__ENTRIES SUPPLIED__
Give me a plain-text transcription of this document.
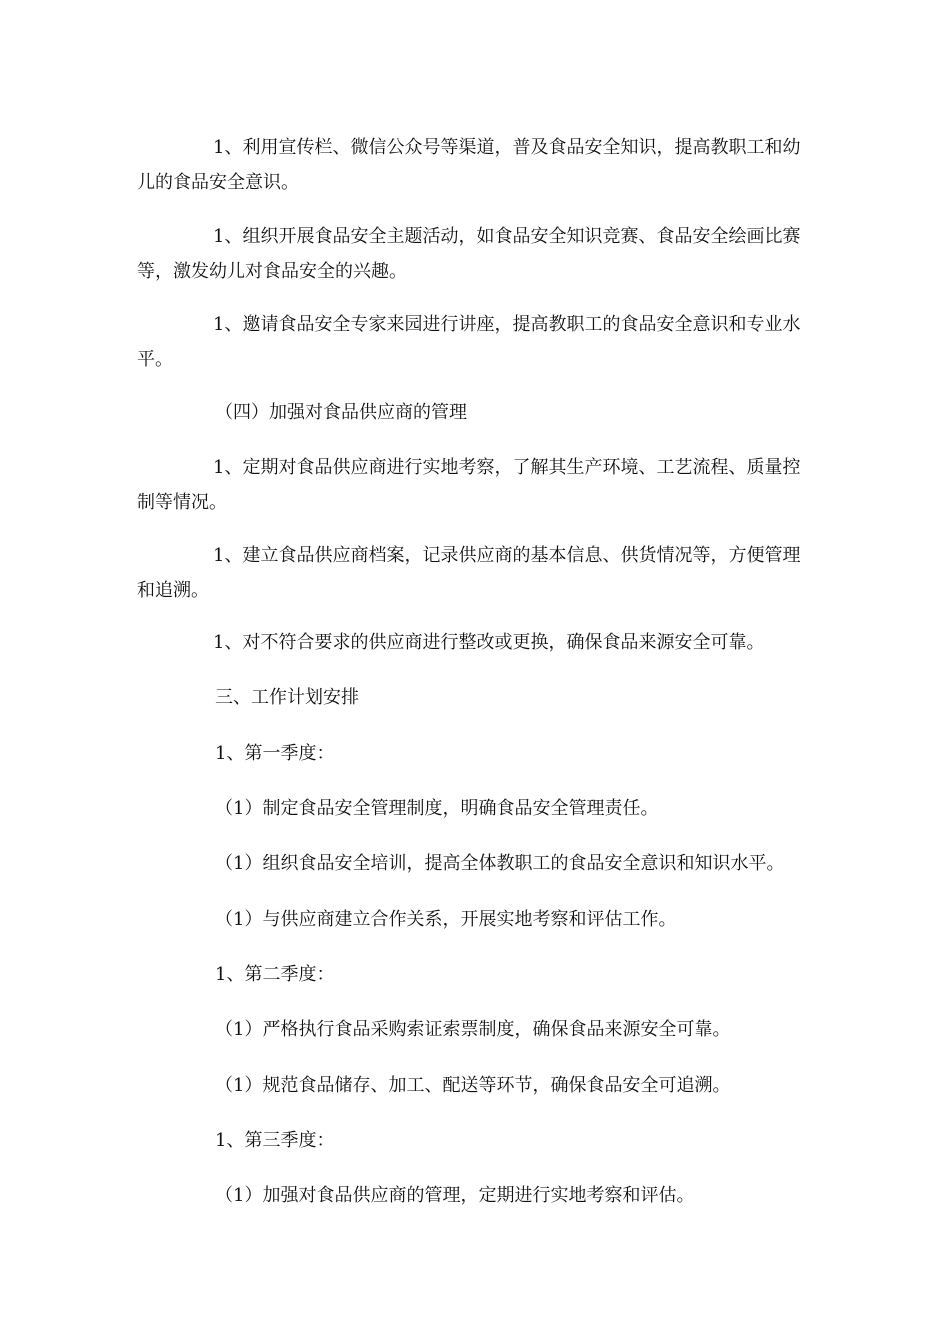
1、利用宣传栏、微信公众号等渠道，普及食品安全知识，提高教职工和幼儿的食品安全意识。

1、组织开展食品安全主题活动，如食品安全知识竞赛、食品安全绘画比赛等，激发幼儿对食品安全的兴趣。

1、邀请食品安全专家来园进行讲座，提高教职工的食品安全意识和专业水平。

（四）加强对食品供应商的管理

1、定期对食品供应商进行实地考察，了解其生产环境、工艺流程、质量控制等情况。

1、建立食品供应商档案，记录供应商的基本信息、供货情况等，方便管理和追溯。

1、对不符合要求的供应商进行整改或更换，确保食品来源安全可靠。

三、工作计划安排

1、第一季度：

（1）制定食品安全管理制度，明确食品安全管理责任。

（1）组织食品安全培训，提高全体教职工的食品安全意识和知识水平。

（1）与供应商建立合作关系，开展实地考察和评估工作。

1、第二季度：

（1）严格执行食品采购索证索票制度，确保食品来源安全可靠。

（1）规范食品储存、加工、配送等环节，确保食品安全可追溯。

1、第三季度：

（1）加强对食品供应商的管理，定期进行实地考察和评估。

__WHAT TO WORK ON__
Reproduce the whole listing above word for word, but not its pictures.

__CORRECT OUTPUT__
Give me a plain-text transcription of this document.
1、利用宣传栏、微信公众号等渠道，普及食品安全知识，提高教职工和幼儿的食品安全意识。

1、组织开展食品安全主题活动，如食品安全知识竞赛、食品安全绘画比赛等，激发幼儿对食品安全的兴趣。

1、邀请食品安全专家来园进行讲座，提高教职工的食品安全意识和专业水平。

（四）加强对食品供应商的管理

1、定期对食品供应商进行实地考察，了解其生产环境、工艺流程、质量控制等情况。

1、建立食品供应商档案，记录供应商的基本信息、供货情况等，方便管理和追溯。

1、对不符合要求的供应商进行整改或更换，确保食品来源安全可靠。

三、工作计划安排

1、第一季度：

（1）制定食品安全管理制度，明确食品安全管理责任。

（1）组织食品安全培训，提高全体教职工的食品安全意识和知识水平。

（1）与供应商建立合作关系，开展实地考察和评估工作。

1、第二季度：

（1）严格执行食品采购索证索票制度，确保食品来源安全可靠。

（1）规范食品储存、加工、配送等环节，确保食品安全可追溯。

1、第三季度：

（1）加强对食品供应商的管理，定期进行实地考察和评估。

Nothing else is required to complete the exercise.